PROBLEM DETAILS: Write every line out verbatim and omit the pictures.

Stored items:
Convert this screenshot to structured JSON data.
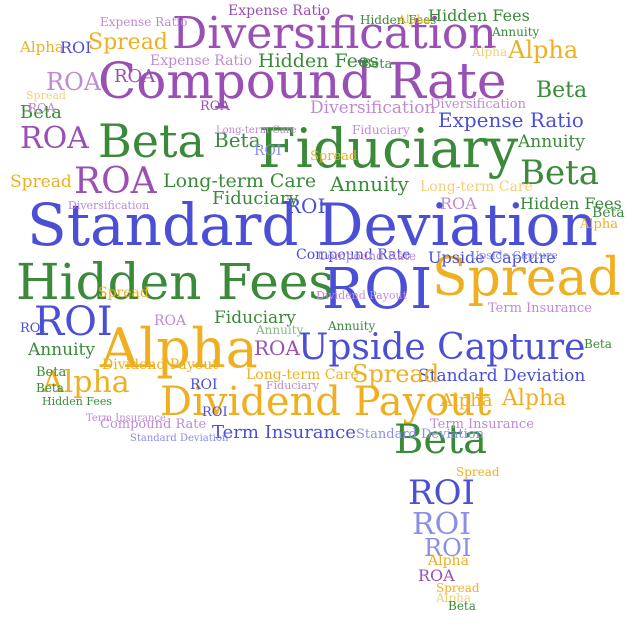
{
  "palette": {
    "blue": "#4a4fd6",
    "green": "#3a8a3a",
    "purple": "#9a4fb5",
    "gold": "#eeb021",
    "pblue": "#8a8fe6",
    "pgreen": "#86b886",
    "ppurple": "#c08ad3",
    "pgold": "#f2cf7a"
  },
  "words": {
    "w01": "Standard Deviation",
    "w02": "Compound Rate",
    "w03": "Diversification",
    "w04": "Fiduciary",
    "w05": "Hidden Fees",
    "w06": "ROI",
    "w07": "Spread",
    "w08": "Alpha",
    "w09": "Dividend Payout",
    "w10": "Upside Capture",
    "w11": "Beta",
    "w12": "Beta",
    "w13": "Beta",
    "w14": "ROA",
    "w15": "ROA",
    "w16": "ROI",
    "w17": "Expense Ratio",
    "w18": "Long-term Care",
    "w19": "Annuity",
    "w20": "Hidden Fees",
    "w21": "Spread",
    "w22": "Alpha",
    "w23": "Term Insurance",
    "w24": "Standard Deviation",
    "w25": "Spread",
    "w26": "Alpha",
    "w27": "Beta",
    "w28": "ROI",
    "w29": "ROI",
    "w30": "ROI",
    "w31": "Alpha",
    "w32": "ROA",
    "w33": "Beta",
    "w34": "Hidden Fees",
    "w35": "Expense Ratio",
    "w36": "Diversification",
    "w37": "Fiduciary",
    "w38": "Annuity",
    "w39": "ROA",
    "w40": "Alpha",
    "w41": "Spread",
    "w42": "Beta",
    "w43": "ROA",
    "w44": "Compound Rate",
    "w45": "Term Insurance",
    "w46": "Beta",
    "w47": "ROA",
    "w48": "ROI",
    "w49": "Hidden Fees",
    "w50": "Dividend Payout",
    "w51": "Fiduciary",
    "w52": "Annuity",
    "w53": "Long-term Care",
    "w54": "Upside Capture",
    "w55": "Spread",
    "w56": "Compound Rate",
    "w57": "Standard Deviation",
    "w58": "Term Insurance",
    "w59": "Alpha",
    "w60": "Beta",
    "w61": "Annuity",
    "w62": "ROI",
    "w63": "ROI",
    "w64": "Alpha",
    "w65": "ROA",
    "w66": "Alpha",
    "w67": "Beta",
    "w68": "Spread",
    "w69": "ROA",
    "w70": "Long-term Care",
    "w71": "Expense Ratio",
    "w72": "Diversification",
    "w73": "Fiduciary",
    "w74": "ROI",
    "w75": "Annuity",
    "w76": "Spread",
    "w77": "Hidden Fees",
    "w78": "Alpha",
    "w79": "Beta",
    "w80": "Expense Ratio",
    "w81": "Diversification",
    "w82": "Spread",
    "w83": "Alpha",
    "w84": "Beta",
    "w85": "Annuity",
    "w86": "Long-term Care",
    "w87": "ROA",
    "w88": "Upside Capture",
    "w89": "Compound Rate",
    "w90": "Fiduciary",
    "w91": "ROI",
    "w92": "Standard Deviation",
    "w93": "ROA",
    "w94": "Hidden Fees",
    "w95": "ROI",
    "w96": "Beta",
    "w97": "Alpha",
    "w98": "Term Insurance",
    "w99": "Spread",
    "w100": "Dividend Payout"
  }
}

EXPECTED ANSWER:
Convert this screenshot to structured JSON data.
{
  "palette": {
    "blue": "#4a4fd6",
    "green": "#3a8a3a",
    "purple": "#9a4fb5",
    "gold": "#eeb021",
    "pblue": "#8a8fe6",
    "pgreen": "#86b886",
    "ppurple": "#c08ad3",
    "pgold": "#f2cf7a"
  },
  "words": {
    "w01": "Standard Deviation",
    "w02": "Compound Rate",
    "w03": "Diversification",
    "w04": "Fiduciary",
    "w05": "Hidden Fees",
    "w06": "ROI",
    "w07": "Spread",
    "w08": "Alpha",
    "w09": "Dividend Payout",
    "w10": "Upside Capture",
    "w11": "Beta",
    "w12": "Beta",
    "w13": "Beta",
    "w14": "ROA",
    "w15": "ROA",
    "w16": "ROI",
    "w17": "Expense Ratio",
    "w18": "Long-term Care",
    "w19": "Annuity",
    "w20": "Hidden Fees",
    "w21": "Spread",
    "w22": "Alpha",
    "w23": "Term Insurance",
    "w24": "Standard Deviation",
    "w25": "Spread",
    "w26": "Alpha",
    "w27": "Beta",
    "w28": "ROI",
    "w29": "ROI",
    "w30": "ROI",
    "w31": "Alpha",
    "w32": "ROA",
    "w33": "Beta",
    "w34": "Hidden Fees",
    "w35": "Expense Ratio",
    "w36": "Diversification",
    "w37": "Fiduciary",
    "w38": "Annuity",
    "w39": "ROA",
    "w40": "Alpha",
    "w41": "Spread",
    "w42": "Beta",
    "w43": "ROA",
    "w44": "Compound Rate",
    "w45": "Term Insurance",
    "w46": "Beta",
    "w47": "ROA",
    "w48": "ROI",
    "w49": "Hidden Fees",
    "w50": "Dividend Payout",
    "w51": "Fiduciary",
    "w52": "Annuity",
    "w53": "Long-term Care",
    "w54": "Upside Capture",
    "w55": "Spread",
    "w56": "Compound Rate",
    "w57": "Standard Deviation",
    "w58": "Term Insurance",
    "w59": "Alpha",
    "w60": "Beta",
    "w61": "Annuity",
    "w62": "ROI",
    "w63": "ROI",
    "w64": "Alpha",
    "w65": "ROA",
    "w66": "Alpha",
    "w67": "Beta",
    "w68": "Spread",
    "w69": "ROA",
    "w70": "Long-term Care",
    "w71": "Expense Ratio",
    "w72": "Diversification",
    "w73": "Fiduciary",
    "w74": "ROI",
    "w75": "Annuity",
    "w76": "Spread",
    "w77": "Hidden Fees",
    "w78": "Alpha",
    "w79": "Beta",
    "w80": "Expense Ratio",
    "w81": "Diversification",
    "w82": "Spread",
    "w83": "Alpha",
    "w84": "Beta",
    "w85": "Annuity",
    "w86": "Long-term Care",
    "w87": "ROA",
    "w88": "Upside Capture",
    "w89": "Compound Rate",
    "w90": "Fiduciary",
    "w91": "ROI",
    "w92": "Standard Deviation",
    "w93": "ROA",
    "w94": "Hidden Fees",
    "w95": "ROI",
    "w96": "Beta",
    "w97": "Alpha",
    "w98": "Term Insurance",
    "w99": "Spread",
    "w100": "Dividend Payout"
  }
}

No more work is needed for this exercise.